- **Brief**
In the material below, find every line with "name" and pull it out.

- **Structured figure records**
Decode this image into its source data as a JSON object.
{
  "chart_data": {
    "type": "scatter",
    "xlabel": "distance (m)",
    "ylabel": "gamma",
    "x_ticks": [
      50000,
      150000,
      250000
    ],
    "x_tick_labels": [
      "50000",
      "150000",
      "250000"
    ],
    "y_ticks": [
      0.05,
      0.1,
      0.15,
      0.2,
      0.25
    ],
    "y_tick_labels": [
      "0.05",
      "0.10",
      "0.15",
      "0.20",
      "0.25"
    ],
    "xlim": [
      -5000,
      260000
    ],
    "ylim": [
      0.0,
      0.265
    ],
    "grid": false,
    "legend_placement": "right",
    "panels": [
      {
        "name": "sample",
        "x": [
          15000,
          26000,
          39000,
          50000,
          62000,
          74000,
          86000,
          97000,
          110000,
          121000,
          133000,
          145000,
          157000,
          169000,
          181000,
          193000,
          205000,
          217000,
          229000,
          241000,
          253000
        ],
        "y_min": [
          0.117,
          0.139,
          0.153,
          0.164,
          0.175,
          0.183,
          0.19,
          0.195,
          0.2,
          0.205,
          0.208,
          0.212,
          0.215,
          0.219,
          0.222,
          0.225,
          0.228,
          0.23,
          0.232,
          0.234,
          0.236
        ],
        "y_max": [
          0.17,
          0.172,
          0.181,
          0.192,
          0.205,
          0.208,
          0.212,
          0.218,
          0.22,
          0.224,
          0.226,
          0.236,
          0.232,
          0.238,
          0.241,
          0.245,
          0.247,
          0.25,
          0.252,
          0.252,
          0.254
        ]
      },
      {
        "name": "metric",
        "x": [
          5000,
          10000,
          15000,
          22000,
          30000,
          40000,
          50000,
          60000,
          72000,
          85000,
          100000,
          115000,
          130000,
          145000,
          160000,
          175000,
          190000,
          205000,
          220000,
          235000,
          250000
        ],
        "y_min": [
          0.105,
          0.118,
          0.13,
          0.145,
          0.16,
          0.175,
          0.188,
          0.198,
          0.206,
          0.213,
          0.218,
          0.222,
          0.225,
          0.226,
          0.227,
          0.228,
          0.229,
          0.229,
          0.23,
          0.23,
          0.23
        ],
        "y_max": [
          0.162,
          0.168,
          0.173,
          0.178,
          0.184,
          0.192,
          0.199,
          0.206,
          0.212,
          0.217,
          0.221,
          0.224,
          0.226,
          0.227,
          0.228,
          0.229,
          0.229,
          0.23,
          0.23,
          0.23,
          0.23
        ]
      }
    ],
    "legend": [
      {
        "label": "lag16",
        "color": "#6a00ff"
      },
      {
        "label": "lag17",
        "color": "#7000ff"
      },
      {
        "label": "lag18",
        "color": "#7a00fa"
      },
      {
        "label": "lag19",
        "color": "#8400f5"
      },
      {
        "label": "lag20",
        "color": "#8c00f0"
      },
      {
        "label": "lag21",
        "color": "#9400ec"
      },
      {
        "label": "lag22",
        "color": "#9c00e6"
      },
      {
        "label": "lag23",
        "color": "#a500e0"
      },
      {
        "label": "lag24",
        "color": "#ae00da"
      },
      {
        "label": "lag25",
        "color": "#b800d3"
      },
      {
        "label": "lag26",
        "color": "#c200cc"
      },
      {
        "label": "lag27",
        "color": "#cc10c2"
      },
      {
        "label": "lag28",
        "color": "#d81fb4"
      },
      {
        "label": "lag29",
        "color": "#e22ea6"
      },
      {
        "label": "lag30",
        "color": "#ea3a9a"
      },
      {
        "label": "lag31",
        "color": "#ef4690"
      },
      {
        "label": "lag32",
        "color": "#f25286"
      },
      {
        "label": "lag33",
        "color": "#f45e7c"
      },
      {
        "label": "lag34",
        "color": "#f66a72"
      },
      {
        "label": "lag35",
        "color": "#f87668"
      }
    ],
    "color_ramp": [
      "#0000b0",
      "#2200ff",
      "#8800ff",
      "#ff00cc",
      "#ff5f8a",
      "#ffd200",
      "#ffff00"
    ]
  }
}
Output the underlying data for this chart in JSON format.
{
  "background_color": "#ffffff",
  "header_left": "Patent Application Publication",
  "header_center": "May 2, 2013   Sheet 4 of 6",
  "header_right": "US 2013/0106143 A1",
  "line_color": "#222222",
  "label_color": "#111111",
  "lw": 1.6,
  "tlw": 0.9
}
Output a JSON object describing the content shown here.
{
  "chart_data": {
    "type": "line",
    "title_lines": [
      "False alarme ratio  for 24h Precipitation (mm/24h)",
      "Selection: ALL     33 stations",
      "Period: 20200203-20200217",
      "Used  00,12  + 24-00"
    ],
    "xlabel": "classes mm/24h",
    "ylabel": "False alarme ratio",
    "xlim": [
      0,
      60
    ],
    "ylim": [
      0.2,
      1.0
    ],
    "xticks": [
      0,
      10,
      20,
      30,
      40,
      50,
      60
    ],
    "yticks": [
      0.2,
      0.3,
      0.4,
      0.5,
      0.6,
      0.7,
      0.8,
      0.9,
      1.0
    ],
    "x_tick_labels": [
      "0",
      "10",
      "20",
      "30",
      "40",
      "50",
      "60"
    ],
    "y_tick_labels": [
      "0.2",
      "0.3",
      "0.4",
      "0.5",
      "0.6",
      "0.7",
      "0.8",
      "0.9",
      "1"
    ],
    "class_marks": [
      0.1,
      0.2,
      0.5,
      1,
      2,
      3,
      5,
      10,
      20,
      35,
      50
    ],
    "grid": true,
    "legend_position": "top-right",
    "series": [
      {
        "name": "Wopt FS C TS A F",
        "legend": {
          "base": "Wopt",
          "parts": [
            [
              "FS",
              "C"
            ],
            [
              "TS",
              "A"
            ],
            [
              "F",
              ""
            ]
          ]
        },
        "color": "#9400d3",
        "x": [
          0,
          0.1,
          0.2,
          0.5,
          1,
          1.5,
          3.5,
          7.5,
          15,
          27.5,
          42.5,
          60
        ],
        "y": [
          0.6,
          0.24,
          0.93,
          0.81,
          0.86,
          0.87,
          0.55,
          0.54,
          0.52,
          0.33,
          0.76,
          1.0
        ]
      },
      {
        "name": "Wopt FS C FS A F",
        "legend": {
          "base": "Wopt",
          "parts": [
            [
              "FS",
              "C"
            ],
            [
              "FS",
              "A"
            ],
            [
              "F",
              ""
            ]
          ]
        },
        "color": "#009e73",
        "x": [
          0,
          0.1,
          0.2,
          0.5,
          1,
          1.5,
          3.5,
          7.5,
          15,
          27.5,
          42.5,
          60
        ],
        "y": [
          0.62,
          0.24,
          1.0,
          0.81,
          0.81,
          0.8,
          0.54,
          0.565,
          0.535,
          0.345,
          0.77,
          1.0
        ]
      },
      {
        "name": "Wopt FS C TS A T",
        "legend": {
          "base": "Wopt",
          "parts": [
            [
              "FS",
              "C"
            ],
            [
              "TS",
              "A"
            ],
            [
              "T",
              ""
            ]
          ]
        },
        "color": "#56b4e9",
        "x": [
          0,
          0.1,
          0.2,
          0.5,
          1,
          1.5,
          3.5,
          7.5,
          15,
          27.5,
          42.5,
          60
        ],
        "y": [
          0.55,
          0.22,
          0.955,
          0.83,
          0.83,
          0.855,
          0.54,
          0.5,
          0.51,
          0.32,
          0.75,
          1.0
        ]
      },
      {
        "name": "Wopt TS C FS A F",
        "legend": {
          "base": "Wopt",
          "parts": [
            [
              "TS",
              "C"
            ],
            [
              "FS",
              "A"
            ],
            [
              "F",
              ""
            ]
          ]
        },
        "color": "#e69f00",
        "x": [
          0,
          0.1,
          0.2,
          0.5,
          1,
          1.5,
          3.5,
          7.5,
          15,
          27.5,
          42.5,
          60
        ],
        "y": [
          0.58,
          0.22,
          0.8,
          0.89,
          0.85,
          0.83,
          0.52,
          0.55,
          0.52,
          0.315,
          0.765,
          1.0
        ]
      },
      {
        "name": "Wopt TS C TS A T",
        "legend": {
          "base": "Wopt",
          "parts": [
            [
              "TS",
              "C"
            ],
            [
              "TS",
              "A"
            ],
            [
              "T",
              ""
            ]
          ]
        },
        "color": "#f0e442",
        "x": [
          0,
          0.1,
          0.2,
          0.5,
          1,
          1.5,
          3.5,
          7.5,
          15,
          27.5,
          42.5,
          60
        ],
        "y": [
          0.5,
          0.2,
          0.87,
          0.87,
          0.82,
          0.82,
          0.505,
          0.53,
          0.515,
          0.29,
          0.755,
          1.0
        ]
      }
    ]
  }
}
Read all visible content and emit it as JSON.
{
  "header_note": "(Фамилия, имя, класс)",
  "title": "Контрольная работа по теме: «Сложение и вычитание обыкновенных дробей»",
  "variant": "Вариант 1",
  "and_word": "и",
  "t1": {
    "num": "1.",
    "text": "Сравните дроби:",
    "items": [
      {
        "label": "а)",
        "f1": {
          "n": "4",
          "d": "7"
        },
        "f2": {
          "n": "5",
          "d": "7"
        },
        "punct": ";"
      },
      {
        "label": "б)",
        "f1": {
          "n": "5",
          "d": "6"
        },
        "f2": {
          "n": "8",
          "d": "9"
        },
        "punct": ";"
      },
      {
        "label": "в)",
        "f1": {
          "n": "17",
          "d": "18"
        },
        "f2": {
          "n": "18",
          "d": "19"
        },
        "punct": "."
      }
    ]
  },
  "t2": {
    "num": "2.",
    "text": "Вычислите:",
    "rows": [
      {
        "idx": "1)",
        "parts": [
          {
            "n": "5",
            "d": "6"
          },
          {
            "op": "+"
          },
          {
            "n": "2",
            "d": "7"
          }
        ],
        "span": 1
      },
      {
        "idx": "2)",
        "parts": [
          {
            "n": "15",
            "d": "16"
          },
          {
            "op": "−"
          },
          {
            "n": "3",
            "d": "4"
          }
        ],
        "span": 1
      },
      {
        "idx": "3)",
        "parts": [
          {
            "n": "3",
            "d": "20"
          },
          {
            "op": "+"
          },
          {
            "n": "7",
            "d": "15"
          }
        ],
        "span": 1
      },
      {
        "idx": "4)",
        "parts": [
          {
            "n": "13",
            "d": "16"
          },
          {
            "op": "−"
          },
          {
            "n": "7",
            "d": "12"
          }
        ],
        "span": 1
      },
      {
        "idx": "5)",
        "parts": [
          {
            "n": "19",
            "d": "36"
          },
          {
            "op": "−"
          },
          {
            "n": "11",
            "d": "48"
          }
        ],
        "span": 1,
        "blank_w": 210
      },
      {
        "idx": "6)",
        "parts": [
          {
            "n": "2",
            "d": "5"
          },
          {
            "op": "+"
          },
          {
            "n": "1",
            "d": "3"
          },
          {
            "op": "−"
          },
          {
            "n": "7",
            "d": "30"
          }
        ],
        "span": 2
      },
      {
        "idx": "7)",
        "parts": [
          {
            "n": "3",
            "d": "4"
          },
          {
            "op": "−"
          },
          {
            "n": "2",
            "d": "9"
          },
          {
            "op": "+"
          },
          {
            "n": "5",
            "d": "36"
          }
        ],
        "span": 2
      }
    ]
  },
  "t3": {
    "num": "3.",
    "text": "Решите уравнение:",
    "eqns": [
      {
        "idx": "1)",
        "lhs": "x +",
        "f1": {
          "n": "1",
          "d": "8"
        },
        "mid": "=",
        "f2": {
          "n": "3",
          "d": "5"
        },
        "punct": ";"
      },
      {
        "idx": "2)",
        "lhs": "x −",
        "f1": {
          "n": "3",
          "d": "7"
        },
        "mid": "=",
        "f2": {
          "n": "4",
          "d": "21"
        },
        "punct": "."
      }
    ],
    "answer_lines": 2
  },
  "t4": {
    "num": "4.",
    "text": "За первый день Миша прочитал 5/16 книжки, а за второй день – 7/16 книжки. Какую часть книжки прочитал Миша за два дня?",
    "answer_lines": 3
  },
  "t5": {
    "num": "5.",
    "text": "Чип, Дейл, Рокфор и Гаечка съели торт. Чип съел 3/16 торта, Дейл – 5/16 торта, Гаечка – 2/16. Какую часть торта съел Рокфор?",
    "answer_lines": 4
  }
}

- **Written response**
        "name": "sample",
        "name": "metric",
        "name": "Wopt FS C TS A F",
        "name": "Wopt FS C FS A F",
        "name": "Wopt FS C TS A T",
        "name": "Wopt TS C FS A F",
        "name": "Wopt TS C TS A T",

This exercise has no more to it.